WORK TO COMPLETE:
Each line below is to be written out in full, exactly as shown.

PROVIDED DATA:
┄┄┄┄┄┄┄┄┄┄┄┄┄┄┄┄┄┄┄┄

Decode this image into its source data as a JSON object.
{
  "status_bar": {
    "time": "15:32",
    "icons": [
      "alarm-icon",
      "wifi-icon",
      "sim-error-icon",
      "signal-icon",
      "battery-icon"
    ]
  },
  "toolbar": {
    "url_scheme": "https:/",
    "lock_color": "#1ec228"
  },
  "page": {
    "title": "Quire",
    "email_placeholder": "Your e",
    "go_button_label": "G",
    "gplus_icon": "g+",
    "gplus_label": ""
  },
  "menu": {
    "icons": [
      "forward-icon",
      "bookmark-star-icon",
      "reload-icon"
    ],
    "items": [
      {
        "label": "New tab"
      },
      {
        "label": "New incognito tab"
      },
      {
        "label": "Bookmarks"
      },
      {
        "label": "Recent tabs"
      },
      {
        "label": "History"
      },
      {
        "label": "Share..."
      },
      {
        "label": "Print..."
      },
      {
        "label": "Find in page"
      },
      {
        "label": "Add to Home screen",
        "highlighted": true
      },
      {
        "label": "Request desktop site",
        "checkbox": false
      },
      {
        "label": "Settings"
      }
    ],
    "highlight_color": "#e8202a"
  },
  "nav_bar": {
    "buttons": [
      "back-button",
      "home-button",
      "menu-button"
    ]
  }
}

┄┄┄┄┄┄┄┄┄┄┄┄┄┄┄┄┄┄┄┄

RESPONSE BELOW:
Decode this image into its source data as a JSON object.
{
  "status_bar": {
    "time": "15:32",
    "icons": [
      "alarm-icon",
      "wifi-icon",
      "sim-error-icon",
      "signal-icon",
      "battery-icon"
    ]
  },
  "toolbar": {
    "url_scheme": "https:/",
    "lock_color": "#1ec228"
  },
  "page": {
    "title": "Quire",
    "email_placeholder": "Your e",
    "go_button_label": "G",
    "gplus_icon": "g+",
    "gplus_label": ""
  },
  "menu": {
    "icons": [
      "forward-icon",
      "bookmark-star-icon",
      "reload-icon"
    ],
    "items": [
      {
        "label": "New tab"
      },
      {
        "label": "New incognito tab"
      },
      {
        "label": "Bookmarks"
      },
      {
        "label": "Recent tabs"
      },
      {
        "label": "History"
      },
      {
        "label": "Share..."
      },
      {
        "label": "Print..."
      },
      {
        "label": "Find in page"
      },
      {
        "label": "Add to Home screen",
        "highlighted": true
      },
      {
        "label": "Request desktop site",
        "checkbox": false
      },
      {
        "label": "Settings"
      }
    ],
    "highlight_color": "#e8202a"
  },
  "nav_bar": {
    "buttons": [
      "back-button",
      "home-button",
      "menu-button"
    ]
  }
}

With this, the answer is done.